--- YOUR TASK ---
From the entries below, pull out each line where "SimpleITK" appears.

--- DATA PROVIDED ---
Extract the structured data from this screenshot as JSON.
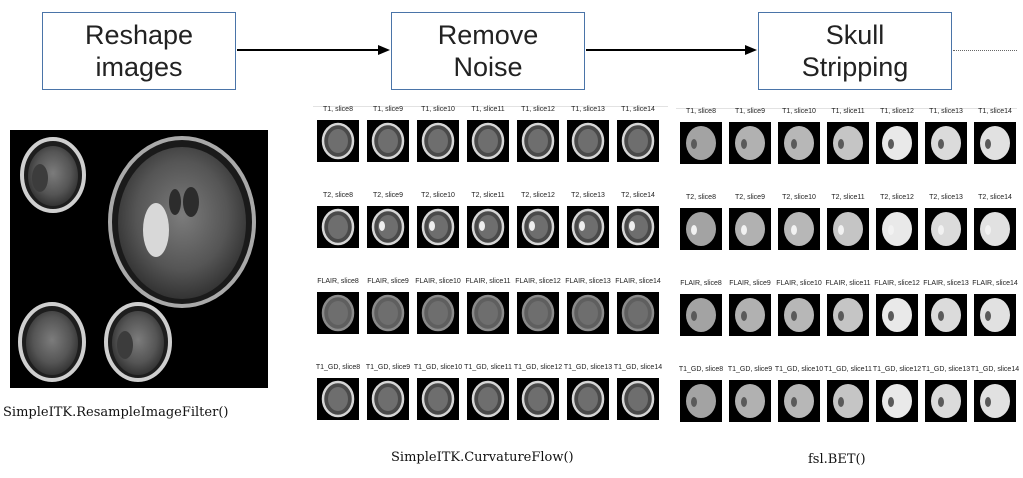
{
  "pipeline": {
    "steps": [
      {
        "line1": "Reshape",
        "line2": "images",
        "caption": "SimpleITK.ResampleImageFilter()"
      },
      {
        "line1": "Remove",
        "line2": "Noise",
        "caption": "SimpleITK.CurvatureFlow()"
      },
      {
        "line1": "Skull",
        "line2": "Stripping",
        "caption": "fsl.BET()"
      }
    ]
  },
  "slice_grids": {
    "sequences": [
      "T1",
      "T2",
      "FLAIR",
      "T1_GD"
    ],
    "slices": [
      "slice8",
      "slice9",
      "slice10",
      "slice11",
      "slice12",
      "slice13",
      "slice14"
    ],
    "noise_removed_labels": [
      [
        "T1, slice8",
        "T1, slice9",
        "T1, slice10",
        "T1, slice11",
        "T1, slice12",
        "T1, slice13",
        "T1, slice14"
      ],
      [
        "T2, slice8",
        "T2, slice9",
        "T2, slice10",
        "T2, slice11",
        "T2, slice12",
        "T2, slice13",
        "T2, slice14"
      ],
      [
        "FLAIR, slice8",
        "FLAIR, slice9",
        "FLAIR, slice10",
        "FLAIR, slice11",
        "FLAIR, slice12",
        "FLAIR, slice13",
        "FLAIR, slice14"
      ],
      [
        "T1_GD, slice8",
        "T1_GD, slice9",
        "T1_GD, slice10",
        "T1_GD, slice11",
        "T1_GD, slice12",
        "T1_GD, slice13",
        "T1_GD, slice14"
      ]
    ],
    "skull_stripped_labels": [
      [
        "T1, slice8",
        "T1, slice9",
        "T1, slice10",
        "T1, slice11",
        "T1, slice12",
        "T1, slice13",
        "T1, slice14"
      ],
      [
        "T2, slice8",
        "T2, slice9",
        "T2, slice10",
        "T2, slice11",
        "T2, slice12",
        "T2, slice13",
        "T2, slice14"
      ],
      [
        "FLAIR, slice8",
        "FLAIR, slice9",
        "FLAIR, slice10",
        "FLAIR, slice11",
        "FLAIR, slice12",
        "FLAIR, slice13",
        "FLAIR, slice14"
      ],
      [
        "T1_GD, slice8",
        "T1_GD, slice9",
        "T1_GD, slice10",
        "T1_GD, slice11",
        "T1_GD, slice12",
        "T1_GD, slice13",
        "T1_GD, slice14"
      ]
    ]
  },
  "colors": {
    "box_border": "#4a74a8",
    "arrow": "#000000"
  }
}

--- WRITTEN RESPONSE ---
        "caption": "SimpleITK.ResampleImageFilter()"
        "caption": "SimpleITK.CurvatureFlow()"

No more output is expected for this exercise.